__Data for processing__:
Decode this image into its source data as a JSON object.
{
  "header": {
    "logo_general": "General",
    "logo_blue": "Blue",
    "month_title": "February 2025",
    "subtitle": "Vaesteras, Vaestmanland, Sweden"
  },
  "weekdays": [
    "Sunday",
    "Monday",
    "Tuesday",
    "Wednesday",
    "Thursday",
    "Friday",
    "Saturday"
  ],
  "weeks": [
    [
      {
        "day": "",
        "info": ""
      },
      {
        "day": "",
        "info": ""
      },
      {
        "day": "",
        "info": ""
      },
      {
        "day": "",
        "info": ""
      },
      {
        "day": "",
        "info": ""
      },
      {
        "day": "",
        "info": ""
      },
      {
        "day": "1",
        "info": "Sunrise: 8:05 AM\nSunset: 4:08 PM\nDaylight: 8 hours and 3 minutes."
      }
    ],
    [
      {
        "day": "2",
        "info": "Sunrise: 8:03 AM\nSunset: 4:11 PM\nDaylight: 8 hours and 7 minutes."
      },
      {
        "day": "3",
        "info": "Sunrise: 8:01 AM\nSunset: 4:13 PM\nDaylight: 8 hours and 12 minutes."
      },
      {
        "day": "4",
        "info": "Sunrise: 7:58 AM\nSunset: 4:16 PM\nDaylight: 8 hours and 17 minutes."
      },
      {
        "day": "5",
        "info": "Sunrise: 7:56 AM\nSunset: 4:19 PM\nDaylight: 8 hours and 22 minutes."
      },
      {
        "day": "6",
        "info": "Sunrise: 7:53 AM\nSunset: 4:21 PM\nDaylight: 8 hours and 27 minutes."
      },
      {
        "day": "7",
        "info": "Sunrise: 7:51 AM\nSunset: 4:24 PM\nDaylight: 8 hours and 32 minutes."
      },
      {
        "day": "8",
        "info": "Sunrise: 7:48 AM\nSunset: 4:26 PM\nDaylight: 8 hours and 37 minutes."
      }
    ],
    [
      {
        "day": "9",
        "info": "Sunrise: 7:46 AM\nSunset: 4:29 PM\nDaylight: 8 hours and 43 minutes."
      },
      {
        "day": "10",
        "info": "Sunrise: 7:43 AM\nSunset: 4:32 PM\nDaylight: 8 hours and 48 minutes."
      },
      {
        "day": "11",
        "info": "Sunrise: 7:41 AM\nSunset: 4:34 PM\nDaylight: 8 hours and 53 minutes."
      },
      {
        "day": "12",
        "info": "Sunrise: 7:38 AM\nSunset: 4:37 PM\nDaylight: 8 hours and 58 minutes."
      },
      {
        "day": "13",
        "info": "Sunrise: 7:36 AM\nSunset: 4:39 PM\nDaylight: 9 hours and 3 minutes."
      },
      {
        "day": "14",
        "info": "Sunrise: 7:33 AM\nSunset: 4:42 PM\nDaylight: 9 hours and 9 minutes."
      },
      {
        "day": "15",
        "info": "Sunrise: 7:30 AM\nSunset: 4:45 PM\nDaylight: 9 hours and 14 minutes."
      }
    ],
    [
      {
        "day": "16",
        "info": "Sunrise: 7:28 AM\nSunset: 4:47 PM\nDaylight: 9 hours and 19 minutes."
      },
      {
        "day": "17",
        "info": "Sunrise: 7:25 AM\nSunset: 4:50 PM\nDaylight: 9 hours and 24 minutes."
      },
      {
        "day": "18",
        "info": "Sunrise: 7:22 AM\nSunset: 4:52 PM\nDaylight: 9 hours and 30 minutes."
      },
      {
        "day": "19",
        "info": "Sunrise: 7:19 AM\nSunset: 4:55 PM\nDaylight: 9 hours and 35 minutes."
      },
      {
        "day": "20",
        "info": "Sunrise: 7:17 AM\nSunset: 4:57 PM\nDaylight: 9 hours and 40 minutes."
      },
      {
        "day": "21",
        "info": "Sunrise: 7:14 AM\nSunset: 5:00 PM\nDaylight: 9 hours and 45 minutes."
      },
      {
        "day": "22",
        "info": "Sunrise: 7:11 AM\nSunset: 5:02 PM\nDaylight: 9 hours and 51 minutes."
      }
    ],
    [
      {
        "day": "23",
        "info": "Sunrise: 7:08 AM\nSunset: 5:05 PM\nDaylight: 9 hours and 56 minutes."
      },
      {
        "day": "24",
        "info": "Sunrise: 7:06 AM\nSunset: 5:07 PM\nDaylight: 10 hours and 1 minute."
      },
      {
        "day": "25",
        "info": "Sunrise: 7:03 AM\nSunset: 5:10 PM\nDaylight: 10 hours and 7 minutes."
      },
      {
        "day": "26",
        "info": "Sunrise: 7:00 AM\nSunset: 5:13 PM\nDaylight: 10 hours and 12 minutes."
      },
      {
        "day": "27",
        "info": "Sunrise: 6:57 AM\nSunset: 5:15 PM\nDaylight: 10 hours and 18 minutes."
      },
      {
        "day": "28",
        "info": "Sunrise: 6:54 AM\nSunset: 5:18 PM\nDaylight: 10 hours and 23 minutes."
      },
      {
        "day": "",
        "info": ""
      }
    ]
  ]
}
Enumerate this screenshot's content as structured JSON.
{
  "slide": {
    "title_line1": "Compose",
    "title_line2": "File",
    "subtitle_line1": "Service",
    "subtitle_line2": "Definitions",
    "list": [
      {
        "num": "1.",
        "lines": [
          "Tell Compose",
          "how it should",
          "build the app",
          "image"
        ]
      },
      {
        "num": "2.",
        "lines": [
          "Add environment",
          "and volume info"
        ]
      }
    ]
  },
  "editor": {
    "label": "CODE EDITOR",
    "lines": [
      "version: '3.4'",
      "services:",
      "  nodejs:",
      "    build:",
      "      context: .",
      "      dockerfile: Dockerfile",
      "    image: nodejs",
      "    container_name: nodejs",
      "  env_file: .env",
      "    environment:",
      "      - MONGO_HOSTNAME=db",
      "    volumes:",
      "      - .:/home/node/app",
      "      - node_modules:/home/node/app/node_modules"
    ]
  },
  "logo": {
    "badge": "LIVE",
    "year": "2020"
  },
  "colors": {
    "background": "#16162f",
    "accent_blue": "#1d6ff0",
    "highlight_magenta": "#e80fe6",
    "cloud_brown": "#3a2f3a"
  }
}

__Set problem__:
From the listing above, copy out each line where the word "home" appears.

__Worked answer__:
      "      - .:/home/node/app",
      "      - node_modules:/home/node/app/node_modules"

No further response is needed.